Copy out the whole listing exactly as written, leaving the pictures behind.

● ● ● ● ● ● ●

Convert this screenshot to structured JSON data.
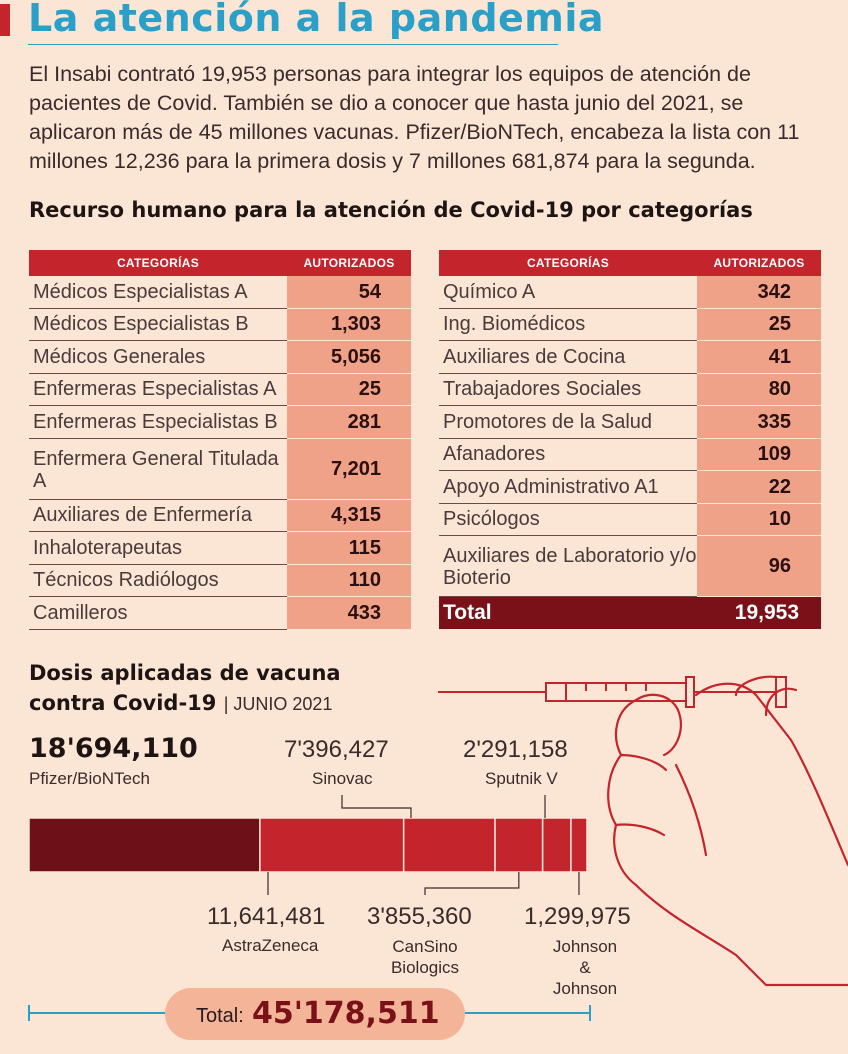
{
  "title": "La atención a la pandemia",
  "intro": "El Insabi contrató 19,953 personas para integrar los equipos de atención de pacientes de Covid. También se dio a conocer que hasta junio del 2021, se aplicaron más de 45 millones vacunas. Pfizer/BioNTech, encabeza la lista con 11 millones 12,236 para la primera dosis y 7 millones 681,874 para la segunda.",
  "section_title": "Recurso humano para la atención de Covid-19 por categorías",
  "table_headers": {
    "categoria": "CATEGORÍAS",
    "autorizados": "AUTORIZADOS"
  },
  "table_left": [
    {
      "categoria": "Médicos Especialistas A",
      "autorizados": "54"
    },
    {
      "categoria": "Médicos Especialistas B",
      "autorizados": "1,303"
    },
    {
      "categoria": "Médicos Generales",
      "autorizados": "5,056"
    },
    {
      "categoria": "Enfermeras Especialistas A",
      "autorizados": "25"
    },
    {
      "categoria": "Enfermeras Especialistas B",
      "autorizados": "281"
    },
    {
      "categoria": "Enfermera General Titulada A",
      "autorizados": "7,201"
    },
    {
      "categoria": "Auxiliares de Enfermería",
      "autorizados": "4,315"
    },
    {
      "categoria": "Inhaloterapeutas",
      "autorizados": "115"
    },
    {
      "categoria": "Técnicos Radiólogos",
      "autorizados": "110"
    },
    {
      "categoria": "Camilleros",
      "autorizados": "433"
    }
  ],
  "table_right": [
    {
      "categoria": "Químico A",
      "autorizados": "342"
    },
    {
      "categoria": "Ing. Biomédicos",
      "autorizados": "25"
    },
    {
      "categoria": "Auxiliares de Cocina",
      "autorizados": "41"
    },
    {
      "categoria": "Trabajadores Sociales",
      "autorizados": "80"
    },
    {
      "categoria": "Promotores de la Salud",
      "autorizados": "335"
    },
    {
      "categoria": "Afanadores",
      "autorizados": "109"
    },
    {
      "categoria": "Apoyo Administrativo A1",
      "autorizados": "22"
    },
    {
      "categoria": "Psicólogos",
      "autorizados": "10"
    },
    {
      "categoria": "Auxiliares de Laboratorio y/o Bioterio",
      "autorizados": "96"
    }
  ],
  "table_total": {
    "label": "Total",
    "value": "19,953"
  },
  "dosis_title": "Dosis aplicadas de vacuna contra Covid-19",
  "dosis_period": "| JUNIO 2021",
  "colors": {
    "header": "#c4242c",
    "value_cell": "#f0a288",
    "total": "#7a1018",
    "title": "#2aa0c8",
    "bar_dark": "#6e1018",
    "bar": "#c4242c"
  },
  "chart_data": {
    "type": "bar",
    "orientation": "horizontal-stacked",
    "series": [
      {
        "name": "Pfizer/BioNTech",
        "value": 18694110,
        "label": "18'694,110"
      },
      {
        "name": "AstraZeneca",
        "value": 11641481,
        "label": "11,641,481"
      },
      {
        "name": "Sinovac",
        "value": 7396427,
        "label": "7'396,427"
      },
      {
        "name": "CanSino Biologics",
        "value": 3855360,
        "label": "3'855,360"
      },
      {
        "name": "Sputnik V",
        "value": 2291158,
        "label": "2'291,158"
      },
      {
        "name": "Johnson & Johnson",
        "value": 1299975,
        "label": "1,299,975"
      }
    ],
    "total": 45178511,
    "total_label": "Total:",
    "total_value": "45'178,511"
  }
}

● ● ● ● ● ● ●

> TASK RESPONSE:
Convert this screenshot to structured JSON data.
{
  "title": "La atención a la pandemia",
  "intro": "El Insabi contrató 19,953 personas para integrar los equipos de atención de pacientes de Covid. También se dio a conocer que hasta junio del 2021, se aplicaron más de 45 millones vacunas. Pfizer/BioNTech, encabeza la lista con 11 millones 12,236 para la primera dosis y 7 millones 681,874 para la segunda.",
  "section_title": "Recurso humano para la atención de Covid-19 por categorías",
  "table_headers": {
    "categoria": "CATEGORÍAS",
    "autorizados": "AUTORIZADOS"
  },
  "table_left": [
    {
      "categoria": "Médicos Especialistas A",
      "autorizados": "54"
    },
    {
      "categoria": "Médicos Especialistas B",
      "autorizados": "1,303"
    },
    {
      "categoria": "Médicos Generales",
      "autorizados": "5,056"
    },
    {
      "categoria": "Enfermeras Especialistas A",
      "autorizados": "25"
    },
    {
      "categoria": "Enfermeras Especialistas B",
      "autorizados": "281"
    },
    {
      "categoria": "Enfermera General Titulada A",
      "autorizados": "7,201"
    },
    {
      "categoria": "Auxiliares de Enfermería",
      "autorizados": "4,315"
    },
    {
      "categoria": "Inhaloterapeutas",
      "autorizados": "115"
    },
    {
      "categoria": "Técnicos Radiólogos",
      "autorizados": "110"
    },
    {
      "categoria": "Camilleros",
      "autorizados": "433"
    }
  ],
  "table_right": [
    {
      "categoria": "Químico A",
      "autorizados": "342"
    },
    {
      "categoria": "Ing. Biomédicos",
      "autorizados": "25"
    },
    {
      "categoria": "Auxiliares de Cocina",
      "autorizados": "41"
    },
    {
      "categoria": "Trabajadores Sociales",
      "autorizados": "80"
    },
    {
      "categoria": "Promotores de la Salud",
      "autorizados": "335"
    },
    {
      "categoria": "Afanadores",
      "autorizados": "109"
    },
    {
      "categoria": "Apoyo Administrativo A1",
      "autorizados": "22"
    },
    {
      "categoria": "Psicólogos",
      "autorizados": "10"
    },
    {
      "categoria": "Auxiliares de Laboratorio y/o Bioterio",
      "autorizados": "96"
    }
  ],
  "table_total": {
    "label": "Total",
    "value": "19,953"
  },
  "dosis_title": "Dosis aplicadas de vacuna contra Covid-19",
  "dosis_period": "| JUNIO 2021",
  "colors": {
    "header": "#c4242c",
    "value_cell": "#f0a288",
    "total": "#7a1018",
    "title": "#2aa0c8",
    "bar_dark": "#6e1018",
    "bar": "#c4242c"
  },
  "chart_data": {
    "type": "bar",
    "orientation": "horizontal-stacked",
    "series": [
      {
        "name": "Pfizer/BioNTech",
        "value": 18694110,
        "label": "18'694,110"
      },
      {
        "name": "AstraZeneca",
        "value": 11641481,
        "label": "11,641,481"
      },
      {
        "name": "Sinovac",
        "value": 7396427,
        "label": "7'396,427"
      },
      {
        "name": "CanSino Biologics",
        "value": 3855360,
        "label": "3'855,360"
      },
      {
        "name": "Sputnik V",
        "value": 2291158,
        "label": "2'291,158"
      },
      {
        "name": "Johnson & Johnson",
        "value": 1299975,
        "label": "1,299,975"
      }
    ],
    "total": 45178511,
    "total_label": "Total:",
    "total_value": "45'178,511"
  }
}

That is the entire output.